Retype the material word for word.

** START OF GIVEN DATA **

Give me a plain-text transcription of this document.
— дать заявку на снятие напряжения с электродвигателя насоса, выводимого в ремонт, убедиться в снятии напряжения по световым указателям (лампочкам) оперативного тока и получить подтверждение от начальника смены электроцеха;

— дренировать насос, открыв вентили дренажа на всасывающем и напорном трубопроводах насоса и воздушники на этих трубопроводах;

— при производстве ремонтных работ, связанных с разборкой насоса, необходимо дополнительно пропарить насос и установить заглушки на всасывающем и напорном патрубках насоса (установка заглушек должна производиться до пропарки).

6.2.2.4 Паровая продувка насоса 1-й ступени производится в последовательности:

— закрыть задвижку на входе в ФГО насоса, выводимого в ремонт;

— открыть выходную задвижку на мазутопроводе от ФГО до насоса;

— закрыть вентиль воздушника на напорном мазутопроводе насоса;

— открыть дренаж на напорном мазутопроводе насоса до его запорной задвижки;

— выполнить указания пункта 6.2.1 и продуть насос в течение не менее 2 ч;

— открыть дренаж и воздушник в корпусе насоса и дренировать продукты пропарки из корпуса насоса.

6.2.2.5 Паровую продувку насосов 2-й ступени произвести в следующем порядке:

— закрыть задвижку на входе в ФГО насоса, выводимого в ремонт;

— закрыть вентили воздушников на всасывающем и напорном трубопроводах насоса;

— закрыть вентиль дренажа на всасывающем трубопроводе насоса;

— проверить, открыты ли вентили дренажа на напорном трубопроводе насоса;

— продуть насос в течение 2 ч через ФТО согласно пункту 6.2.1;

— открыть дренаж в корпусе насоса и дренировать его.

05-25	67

** END OF GIVEN DATA **

OUTPUT OF THE TASK:
Give me a plain-text transcription of this document.
— дать заявку на снятие напряжения с электродвигателя насоса, выводимого в ремонт, убедиться в снятии напряжения по световым указателям (лампочкам) оперативного тока и получить подтверждение от начальника смены электроцеха;

— дренировать насос, открыв вентили дренажа на всасывающем и напорном трубопроводах насоса и воздушники на этих трубопроводах;

— при производстве ремонтных работ, связанных с разборкой насоса, необходимо дополнительно пропарить насос и установить заглушки на всасывающем и напорном патрубках насоса (установка заглушек должна производиться до пропарки).

6.2.2.4 Паровая продувка насоса 1-й ступени производится в последовательности:

— закрыть задвижку на входе в ФГО насоса, выводимого в ремонт;

— открыть выходную задвижку на мазутопроводе от ФГО до насоса;

— закрыть вентиль воздушника на напорном мазутопроводе насоса;

— открыть дренаж на напорном мазутопроводе насоса до его запорной задвижки;

— выполнить указания пункта 6.2.1 и продуть насос в течение не менее 2 ч;

— открыть дренаж и воздушник в корпусе насоса и дренировать продукты пропарки из корпуса насоса.

6.2.2.5 Паровую продувку насосов 2-й ступени произвести в следующем порядке:

— закрыть задвижку на входе в ФГО насоса, выводимого в ремонт;

— закрыть вентили воздушников на всасывающем и напорном трубопроводах насоса;

— закрыть вентиль дренажа на всасывающем трубопроводе насоса;

— проверить, открыты ли вентили дренажа на напорном трубопроводе насоса;

— продуть насос в течение 2 ч через ФТО согласно пункту 6.2.1;

— открыть дренаж в корпусе насоса и дренировать его.

05-25	67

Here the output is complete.